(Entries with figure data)
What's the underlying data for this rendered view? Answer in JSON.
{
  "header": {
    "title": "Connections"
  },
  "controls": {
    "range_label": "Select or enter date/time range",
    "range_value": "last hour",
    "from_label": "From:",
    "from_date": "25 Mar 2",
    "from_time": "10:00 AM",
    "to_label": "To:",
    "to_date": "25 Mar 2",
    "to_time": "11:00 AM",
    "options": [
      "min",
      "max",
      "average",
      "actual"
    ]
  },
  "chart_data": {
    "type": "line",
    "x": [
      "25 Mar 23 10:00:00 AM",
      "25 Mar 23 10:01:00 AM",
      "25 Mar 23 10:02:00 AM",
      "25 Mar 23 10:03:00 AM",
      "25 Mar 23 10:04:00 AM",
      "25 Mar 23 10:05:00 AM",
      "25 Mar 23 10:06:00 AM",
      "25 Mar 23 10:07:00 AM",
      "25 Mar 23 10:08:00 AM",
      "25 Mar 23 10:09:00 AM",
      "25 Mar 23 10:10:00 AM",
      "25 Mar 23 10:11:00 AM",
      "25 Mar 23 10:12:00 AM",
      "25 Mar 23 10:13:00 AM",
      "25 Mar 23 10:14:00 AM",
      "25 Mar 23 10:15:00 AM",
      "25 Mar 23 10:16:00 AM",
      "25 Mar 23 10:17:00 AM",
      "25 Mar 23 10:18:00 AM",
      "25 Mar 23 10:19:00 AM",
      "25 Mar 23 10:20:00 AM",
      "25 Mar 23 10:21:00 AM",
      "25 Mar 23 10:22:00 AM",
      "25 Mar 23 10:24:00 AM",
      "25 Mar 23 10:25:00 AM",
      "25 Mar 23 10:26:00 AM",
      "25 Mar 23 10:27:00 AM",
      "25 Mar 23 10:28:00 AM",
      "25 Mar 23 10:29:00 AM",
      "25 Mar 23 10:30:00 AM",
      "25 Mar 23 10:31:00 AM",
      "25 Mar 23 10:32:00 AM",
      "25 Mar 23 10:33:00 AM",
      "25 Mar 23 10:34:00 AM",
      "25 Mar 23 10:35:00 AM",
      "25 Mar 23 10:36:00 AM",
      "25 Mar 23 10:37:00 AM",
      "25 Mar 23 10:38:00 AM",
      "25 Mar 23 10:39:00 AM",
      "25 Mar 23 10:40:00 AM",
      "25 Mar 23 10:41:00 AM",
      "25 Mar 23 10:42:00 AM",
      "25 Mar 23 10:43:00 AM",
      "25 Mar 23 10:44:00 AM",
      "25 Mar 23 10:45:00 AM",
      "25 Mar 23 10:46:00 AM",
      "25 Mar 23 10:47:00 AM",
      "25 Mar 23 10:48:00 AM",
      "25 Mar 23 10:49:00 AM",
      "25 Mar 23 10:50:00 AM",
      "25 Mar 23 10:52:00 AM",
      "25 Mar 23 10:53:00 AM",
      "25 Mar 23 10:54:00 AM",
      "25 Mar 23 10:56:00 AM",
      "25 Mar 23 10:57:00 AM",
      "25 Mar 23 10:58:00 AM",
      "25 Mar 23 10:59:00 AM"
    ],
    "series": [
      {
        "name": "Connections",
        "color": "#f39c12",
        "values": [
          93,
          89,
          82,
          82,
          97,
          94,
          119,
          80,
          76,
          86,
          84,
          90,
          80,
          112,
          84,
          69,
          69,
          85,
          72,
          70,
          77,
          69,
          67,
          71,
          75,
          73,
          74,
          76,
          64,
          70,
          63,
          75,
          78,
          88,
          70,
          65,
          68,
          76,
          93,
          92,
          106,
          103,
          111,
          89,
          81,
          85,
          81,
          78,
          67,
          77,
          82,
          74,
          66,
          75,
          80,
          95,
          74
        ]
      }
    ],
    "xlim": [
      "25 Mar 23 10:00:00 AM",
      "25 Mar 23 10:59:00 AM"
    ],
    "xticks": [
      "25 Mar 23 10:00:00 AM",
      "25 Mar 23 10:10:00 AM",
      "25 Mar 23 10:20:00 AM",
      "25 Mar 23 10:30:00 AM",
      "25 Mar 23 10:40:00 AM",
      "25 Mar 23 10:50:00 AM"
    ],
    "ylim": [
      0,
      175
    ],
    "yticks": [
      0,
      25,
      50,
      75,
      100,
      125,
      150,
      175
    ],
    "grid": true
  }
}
---
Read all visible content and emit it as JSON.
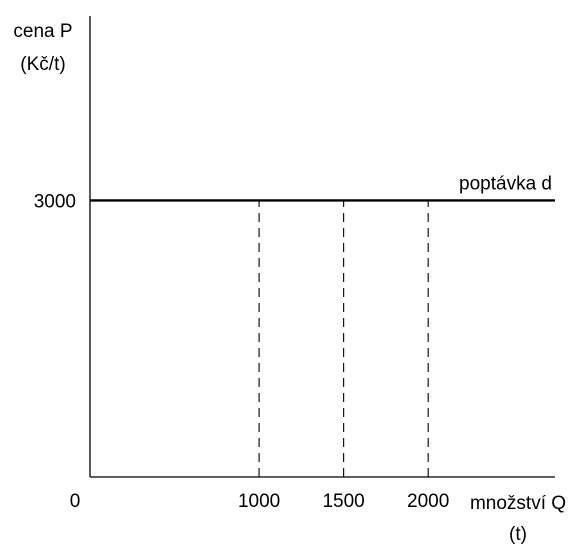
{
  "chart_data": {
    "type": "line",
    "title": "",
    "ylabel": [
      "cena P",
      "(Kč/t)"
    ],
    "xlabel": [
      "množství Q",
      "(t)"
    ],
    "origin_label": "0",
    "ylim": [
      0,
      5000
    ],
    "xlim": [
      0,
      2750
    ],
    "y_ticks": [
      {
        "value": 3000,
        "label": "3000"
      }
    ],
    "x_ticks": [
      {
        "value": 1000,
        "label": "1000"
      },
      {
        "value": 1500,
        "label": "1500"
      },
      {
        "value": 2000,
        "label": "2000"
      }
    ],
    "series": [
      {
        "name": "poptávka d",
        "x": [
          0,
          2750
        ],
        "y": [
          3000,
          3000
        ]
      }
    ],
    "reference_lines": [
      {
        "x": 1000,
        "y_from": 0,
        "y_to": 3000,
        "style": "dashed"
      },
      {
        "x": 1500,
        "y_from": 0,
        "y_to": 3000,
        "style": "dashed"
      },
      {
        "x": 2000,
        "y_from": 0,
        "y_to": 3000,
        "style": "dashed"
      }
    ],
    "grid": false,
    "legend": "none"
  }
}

WRITTEN TASK → Copy all lines from the material that hold "JSON".

EXERCISE SOLUTION →
What's the underlying data for this rendered view? Answer in JSON.
Read all visible content and emit it as JSON.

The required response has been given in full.